Written task: Select from the data all lines with the word "kuřat".

Dataset items
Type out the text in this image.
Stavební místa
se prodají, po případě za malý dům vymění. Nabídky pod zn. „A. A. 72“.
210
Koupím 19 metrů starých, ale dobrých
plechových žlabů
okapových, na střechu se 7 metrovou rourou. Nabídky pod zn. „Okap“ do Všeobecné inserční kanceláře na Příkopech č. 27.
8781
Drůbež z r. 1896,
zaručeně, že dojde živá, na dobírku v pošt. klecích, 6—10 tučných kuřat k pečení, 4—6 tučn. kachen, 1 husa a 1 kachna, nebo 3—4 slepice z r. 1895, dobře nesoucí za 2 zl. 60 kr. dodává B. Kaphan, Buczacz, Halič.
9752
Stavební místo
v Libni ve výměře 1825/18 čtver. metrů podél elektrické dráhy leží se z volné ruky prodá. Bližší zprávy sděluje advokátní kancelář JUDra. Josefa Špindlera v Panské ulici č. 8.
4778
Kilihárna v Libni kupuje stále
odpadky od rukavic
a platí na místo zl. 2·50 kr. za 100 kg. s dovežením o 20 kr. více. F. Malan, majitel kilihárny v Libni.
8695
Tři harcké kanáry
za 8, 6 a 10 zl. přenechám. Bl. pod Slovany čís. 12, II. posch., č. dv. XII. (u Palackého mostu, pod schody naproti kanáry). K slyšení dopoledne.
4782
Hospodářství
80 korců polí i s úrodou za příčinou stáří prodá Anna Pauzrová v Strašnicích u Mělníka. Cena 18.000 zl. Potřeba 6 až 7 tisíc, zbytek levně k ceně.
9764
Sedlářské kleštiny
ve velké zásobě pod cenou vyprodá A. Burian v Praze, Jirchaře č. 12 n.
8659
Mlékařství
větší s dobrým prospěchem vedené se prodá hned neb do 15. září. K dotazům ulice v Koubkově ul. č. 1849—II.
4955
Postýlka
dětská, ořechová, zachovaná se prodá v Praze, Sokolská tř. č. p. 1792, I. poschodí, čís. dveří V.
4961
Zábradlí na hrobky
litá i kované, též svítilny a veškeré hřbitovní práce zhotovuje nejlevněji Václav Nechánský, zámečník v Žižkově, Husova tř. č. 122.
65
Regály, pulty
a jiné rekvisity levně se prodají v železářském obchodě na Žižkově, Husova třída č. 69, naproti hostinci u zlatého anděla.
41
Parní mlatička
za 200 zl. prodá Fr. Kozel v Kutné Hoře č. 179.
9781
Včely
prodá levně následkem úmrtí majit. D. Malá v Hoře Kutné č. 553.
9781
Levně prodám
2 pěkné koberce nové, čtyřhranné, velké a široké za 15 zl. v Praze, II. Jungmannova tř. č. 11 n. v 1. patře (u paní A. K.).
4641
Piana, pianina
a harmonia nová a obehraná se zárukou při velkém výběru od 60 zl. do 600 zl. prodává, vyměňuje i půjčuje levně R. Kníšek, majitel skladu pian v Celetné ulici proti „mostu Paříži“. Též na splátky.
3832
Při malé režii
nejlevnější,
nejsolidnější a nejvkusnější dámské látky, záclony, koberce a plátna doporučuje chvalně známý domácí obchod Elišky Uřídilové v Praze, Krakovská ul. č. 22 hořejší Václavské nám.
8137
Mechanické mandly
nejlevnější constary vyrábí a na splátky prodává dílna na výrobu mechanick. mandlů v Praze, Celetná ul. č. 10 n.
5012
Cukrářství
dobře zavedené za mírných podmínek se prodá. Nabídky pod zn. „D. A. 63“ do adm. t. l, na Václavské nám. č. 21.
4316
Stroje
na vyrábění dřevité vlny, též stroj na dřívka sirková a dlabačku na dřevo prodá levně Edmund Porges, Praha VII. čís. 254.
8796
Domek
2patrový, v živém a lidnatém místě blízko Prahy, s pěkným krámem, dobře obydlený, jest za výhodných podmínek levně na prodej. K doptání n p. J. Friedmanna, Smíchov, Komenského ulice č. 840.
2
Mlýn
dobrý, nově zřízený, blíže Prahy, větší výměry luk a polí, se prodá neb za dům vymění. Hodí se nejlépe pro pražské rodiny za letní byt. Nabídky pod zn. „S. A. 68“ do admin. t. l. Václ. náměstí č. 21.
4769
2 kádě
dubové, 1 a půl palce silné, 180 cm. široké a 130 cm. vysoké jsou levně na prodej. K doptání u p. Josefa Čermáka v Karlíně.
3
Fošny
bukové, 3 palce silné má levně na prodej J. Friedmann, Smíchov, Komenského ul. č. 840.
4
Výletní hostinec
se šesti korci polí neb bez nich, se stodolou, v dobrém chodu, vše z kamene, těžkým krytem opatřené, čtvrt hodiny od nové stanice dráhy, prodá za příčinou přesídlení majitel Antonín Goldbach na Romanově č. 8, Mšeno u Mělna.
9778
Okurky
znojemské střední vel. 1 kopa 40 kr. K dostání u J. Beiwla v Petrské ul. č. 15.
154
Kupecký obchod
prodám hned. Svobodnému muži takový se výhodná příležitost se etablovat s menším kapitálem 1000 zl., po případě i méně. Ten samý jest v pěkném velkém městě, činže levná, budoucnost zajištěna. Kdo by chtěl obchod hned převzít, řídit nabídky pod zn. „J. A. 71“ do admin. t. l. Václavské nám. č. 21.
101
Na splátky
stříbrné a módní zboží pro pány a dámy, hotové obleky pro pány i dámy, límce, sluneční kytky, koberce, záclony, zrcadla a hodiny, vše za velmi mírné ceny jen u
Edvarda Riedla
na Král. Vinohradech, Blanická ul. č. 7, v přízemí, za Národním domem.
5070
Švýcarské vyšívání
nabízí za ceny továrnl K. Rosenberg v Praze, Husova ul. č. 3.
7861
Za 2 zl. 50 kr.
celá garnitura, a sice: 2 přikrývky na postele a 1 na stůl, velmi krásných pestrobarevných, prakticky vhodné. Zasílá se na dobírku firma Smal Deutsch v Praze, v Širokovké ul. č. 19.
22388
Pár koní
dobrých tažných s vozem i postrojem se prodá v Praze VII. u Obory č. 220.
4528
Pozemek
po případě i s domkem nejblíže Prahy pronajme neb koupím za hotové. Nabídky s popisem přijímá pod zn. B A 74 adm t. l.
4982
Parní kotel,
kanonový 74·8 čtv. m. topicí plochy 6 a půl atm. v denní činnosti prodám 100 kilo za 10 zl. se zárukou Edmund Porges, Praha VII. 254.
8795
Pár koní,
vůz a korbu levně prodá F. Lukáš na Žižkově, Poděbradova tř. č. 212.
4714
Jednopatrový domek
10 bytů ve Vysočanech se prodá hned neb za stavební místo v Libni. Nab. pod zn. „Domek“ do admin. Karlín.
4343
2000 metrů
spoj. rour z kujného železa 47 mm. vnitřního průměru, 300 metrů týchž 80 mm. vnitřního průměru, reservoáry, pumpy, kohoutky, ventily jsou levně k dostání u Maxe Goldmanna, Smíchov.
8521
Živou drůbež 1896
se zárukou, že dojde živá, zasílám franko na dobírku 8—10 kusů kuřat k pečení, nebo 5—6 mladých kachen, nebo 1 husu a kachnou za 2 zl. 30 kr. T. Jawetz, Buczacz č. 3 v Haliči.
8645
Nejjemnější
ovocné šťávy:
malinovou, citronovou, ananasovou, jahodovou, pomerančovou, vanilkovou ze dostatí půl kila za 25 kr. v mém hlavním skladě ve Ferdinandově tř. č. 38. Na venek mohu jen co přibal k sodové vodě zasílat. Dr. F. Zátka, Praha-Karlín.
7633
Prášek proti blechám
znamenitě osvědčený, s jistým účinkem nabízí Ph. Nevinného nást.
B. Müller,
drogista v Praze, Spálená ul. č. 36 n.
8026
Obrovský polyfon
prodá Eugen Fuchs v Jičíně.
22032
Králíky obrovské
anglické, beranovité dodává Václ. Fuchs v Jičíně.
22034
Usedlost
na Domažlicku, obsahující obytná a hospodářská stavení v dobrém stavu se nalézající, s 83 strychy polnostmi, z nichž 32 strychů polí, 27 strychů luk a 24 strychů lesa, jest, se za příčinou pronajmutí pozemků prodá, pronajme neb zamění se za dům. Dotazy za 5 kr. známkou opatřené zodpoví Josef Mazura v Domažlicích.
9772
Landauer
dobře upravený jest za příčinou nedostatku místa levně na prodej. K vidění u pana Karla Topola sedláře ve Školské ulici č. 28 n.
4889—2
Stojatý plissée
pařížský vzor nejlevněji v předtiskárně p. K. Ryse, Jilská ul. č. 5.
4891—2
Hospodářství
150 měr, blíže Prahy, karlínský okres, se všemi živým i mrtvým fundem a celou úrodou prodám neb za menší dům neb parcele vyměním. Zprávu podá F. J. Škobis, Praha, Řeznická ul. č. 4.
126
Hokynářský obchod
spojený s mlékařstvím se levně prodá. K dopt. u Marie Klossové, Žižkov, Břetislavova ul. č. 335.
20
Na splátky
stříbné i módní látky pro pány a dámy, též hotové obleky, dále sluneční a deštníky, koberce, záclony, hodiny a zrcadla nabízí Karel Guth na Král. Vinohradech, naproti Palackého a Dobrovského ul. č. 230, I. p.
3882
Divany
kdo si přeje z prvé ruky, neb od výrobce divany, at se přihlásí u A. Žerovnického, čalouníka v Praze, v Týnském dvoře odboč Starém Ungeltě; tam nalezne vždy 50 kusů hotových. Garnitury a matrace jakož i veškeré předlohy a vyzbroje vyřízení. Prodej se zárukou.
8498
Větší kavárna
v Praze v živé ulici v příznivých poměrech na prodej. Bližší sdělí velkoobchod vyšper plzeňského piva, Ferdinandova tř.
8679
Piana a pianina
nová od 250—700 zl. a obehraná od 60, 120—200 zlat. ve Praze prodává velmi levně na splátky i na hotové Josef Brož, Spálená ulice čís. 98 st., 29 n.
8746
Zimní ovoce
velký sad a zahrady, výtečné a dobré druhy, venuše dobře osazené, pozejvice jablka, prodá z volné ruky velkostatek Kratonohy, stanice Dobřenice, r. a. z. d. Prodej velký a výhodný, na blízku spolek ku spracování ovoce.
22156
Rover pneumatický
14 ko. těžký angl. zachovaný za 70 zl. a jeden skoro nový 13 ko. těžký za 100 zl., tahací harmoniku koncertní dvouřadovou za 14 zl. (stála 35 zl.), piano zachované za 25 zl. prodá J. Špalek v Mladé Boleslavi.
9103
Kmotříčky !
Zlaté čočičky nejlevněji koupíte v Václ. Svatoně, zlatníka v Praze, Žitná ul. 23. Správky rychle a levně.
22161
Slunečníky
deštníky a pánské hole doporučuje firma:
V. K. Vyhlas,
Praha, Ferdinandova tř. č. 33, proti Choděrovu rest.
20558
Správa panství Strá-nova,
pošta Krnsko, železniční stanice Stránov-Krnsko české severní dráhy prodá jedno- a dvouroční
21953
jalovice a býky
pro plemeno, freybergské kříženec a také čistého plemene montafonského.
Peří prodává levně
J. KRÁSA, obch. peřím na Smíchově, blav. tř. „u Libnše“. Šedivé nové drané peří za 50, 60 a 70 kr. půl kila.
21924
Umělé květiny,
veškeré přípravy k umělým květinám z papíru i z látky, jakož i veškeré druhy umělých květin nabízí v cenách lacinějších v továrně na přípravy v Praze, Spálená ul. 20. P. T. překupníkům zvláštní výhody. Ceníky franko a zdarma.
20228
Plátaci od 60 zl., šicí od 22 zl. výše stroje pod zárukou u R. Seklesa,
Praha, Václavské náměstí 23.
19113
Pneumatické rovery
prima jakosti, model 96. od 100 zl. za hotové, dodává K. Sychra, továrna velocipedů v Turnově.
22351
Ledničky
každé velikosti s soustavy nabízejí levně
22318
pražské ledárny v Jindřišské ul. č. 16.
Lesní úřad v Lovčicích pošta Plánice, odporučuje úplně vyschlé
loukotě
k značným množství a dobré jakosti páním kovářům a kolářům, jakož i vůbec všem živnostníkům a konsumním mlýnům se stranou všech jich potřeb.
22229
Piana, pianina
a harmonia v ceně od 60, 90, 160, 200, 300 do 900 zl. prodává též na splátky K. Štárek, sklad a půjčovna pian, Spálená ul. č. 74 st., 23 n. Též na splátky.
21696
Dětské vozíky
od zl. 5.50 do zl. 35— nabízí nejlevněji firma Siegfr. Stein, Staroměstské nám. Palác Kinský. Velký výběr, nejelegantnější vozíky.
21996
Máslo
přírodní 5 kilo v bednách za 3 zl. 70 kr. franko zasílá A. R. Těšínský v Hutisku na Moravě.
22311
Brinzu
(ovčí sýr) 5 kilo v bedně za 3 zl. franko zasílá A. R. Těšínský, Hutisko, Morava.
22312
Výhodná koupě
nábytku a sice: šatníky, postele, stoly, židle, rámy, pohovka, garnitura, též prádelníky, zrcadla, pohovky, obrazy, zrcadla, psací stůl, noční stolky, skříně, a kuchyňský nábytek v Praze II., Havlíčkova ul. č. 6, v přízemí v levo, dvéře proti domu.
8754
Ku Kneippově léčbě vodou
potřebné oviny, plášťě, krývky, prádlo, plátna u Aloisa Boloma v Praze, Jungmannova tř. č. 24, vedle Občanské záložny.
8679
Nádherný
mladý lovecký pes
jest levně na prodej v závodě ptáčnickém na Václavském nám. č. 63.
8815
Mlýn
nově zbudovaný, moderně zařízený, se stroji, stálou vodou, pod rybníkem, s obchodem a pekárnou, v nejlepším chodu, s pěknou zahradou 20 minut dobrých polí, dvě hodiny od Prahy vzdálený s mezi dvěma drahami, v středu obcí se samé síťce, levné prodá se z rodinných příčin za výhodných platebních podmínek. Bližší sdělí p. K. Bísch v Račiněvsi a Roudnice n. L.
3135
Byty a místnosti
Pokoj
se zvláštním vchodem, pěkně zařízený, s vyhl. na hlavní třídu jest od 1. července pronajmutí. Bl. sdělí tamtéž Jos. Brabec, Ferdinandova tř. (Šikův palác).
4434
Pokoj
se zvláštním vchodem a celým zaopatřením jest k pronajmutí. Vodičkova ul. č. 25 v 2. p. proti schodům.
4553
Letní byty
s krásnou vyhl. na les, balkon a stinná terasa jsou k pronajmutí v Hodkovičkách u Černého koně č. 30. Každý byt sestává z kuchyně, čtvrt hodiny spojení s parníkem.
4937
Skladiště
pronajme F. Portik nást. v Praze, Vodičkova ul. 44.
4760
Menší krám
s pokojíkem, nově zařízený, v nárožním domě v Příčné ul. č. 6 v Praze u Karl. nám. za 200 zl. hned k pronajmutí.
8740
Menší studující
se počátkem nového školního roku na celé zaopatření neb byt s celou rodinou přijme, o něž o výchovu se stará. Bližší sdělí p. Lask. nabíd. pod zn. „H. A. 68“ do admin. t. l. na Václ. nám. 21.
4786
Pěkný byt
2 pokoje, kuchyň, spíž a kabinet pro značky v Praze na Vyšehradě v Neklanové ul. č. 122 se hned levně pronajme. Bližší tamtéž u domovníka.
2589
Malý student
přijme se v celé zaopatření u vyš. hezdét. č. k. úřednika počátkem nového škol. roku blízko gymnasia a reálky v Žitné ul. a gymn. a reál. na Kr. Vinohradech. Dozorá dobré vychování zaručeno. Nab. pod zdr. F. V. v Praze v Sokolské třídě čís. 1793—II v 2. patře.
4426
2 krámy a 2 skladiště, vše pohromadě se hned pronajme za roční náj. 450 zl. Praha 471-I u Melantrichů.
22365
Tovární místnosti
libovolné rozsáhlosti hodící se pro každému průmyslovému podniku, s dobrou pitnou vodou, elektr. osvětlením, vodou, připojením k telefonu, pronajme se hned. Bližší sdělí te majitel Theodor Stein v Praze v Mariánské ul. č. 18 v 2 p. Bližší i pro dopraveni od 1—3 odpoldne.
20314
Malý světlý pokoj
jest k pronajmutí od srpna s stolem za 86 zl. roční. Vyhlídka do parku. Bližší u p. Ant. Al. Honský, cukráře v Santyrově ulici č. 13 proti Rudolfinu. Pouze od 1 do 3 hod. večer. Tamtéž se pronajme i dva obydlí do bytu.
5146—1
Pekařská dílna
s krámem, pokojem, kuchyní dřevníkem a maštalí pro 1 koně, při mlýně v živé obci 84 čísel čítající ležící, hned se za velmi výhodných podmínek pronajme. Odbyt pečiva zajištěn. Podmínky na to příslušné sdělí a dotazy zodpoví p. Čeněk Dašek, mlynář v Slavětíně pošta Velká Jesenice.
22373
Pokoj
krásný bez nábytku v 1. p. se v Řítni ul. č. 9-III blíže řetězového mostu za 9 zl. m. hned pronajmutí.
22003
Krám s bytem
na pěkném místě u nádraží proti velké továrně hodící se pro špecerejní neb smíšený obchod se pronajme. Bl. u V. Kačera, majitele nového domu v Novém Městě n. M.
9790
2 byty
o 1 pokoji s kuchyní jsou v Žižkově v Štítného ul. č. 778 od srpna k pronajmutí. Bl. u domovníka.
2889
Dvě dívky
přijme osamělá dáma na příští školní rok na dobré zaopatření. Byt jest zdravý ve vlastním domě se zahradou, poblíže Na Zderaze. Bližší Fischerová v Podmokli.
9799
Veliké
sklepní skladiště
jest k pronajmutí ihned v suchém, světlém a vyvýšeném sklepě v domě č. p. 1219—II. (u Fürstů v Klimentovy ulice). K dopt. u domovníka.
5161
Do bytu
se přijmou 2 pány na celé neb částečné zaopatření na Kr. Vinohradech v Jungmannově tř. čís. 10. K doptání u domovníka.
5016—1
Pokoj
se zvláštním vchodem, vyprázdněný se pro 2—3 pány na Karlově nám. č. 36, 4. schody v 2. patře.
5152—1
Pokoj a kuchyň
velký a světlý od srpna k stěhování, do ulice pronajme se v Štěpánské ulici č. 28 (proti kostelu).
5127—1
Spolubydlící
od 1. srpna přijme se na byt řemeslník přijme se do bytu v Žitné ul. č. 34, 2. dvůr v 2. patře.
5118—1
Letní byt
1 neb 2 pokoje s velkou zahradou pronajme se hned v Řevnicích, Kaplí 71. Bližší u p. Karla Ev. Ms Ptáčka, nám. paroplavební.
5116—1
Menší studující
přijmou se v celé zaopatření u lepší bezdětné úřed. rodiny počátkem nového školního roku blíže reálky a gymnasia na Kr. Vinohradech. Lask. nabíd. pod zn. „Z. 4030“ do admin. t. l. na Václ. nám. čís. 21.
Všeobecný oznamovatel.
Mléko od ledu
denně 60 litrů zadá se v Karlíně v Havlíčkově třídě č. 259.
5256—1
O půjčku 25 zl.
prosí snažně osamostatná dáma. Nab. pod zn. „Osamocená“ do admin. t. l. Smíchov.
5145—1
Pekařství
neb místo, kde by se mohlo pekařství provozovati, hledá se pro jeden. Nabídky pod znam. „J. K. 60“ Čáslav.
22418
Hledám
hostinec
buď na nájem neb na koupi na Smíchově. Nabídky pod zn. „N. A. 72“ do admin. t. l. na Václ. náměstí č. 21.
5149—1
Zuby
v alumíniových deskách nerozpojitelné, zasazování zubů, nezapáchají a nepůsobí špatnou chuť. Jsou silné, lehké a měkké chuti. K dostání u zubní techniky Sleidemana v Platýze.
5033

Complete answer:
zaručeně, že dojde živá, na dobírku v pošt. klecích, 6—10 tučných kuřat k pečení, 4—6 tučn. kachen, 1 husa a 1 kachna, nebo 3—4 slepice z r. 1895, dobře nesoucí za 2 zl. 60 kr. dodává B. Kaphan, Buczacz, Halič.
se zárukou, že dojde živá, zasílám franko na dobírku 8—10 kusů kuřat k pečení, nebo 5—6 mladých kachen, nebo 1 husu a kachnou za 2 zl. 30 kr. T. Jawetz, Buczacz č. 3 v Haliči.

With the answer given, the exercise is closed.